* EXERCISE *
Scan each line of the records for the word "VANGBON" and extract the ones that have it.

* TASK MATERIAL *

···

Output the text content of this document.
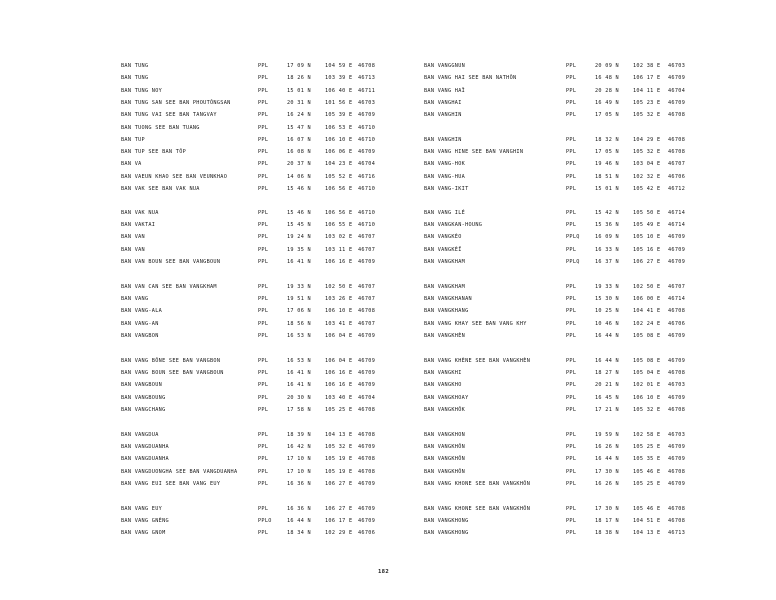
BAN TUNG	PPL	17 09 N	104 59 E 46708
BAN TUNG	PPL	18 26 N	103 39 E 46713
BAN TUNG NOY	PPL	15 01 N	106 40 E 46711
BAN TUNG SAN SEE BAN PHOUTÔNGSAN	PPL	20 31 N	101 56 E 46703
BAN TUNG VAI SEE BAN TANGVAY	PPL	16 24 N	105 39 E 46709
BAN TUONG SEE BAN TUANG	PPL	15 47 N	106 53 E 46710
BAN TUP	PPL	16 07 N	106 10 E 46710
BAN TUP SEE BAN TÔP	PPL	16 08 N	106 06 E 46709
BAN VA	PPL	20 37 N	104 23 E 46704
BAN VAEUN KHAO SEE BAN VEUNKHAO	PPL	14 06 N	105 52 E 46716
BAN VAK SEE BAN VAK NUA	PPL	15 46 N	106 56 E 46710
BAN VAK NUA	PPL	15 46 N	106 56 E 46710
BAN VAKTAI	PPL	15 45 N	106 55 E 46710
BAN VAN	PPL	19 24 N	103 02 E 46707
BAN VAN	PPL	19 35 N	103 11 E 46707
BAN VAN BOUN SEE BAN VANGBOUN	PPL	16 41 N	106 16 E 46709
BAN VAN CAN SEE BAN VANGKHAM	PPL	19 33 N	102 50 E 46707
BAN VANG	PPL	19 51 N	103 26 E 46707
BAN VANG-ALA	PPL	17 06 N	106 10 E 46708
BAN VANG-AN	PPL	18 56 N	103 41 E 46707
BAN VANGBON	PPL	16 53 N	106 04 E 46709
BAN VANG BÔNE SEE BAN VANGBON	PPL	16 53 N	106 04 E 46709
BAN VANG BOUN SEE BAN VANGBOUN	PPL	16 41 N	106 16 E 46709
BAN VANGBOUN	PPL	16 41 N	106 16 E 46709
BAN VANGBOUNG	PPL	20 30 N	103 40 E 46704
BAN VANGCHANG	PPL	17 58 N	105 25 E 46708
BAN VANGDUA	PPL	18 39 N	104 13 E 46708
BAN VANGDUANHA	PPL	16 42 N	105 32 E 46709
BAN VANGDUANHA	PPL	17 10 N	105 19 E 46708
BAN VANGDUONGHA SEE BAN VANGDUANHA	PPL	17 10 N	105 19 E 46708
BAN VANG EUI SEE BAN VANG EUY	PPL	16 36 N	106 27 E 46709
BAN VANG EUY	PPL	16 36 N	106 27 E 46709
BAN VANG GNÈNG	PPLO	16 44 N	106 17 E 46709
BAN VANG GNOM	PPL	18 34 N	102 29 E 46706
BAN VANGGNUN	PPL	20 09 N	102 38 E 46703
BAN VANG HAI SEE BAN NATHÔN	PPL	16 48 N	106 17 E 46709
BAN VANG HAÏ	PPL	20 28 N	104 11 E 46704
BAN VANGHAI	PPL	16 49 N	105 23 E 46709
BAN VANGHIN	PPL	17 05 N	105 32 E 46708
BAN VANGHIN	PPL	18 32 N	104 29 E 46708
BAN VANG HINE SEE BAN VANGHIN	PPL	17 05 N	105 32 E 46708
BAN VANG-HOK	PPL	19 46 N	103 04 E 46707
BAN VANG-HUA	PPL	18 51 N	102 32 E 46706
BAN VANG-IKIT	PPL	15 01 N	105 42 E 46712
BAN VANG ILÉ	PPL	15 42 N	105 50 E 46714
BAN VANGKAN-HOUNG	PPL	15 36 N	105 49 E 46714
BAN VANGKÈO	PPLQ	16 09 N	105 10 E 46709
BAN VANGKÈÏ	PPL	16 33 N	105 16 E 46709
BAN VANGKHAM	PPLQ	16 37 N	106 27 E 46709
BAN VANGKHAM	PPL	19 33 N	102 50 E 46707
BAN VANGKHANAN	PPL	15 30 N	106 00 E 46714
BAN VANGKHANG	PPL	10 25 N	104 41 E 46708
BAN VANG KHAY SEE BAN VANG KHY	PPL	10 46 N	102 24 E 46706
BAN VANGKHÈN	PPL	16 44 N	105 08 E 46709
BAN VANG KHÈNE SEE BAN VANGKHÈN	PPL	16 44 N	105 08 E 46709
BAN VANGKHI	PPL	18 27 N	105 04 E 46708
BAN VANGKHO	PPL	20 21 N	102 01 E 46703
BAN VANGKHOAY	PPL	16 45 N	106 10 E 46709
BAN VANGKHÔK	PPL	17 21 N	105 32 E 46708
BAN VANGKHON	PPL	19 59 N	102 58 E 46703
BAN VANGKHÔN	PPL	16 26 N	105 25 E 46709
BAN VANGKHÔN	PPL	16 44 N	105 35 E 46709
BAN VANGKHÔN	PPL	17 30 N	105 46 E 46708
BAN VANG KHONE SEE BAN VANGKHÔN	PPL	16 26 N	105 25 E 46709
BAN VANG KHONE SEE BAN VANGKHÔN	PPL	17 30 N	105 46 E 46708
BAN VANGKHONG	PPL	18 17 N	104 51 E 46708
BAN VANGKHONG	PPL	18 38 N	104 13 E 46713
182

···

* EXPECTED ANSWER *
BAN VANGBON	PPL	16 53 N	106 04 E 46709
BAN VANG BÔNE SEE BAN VANGBON	PPL	16 53 N	106 04 E 46709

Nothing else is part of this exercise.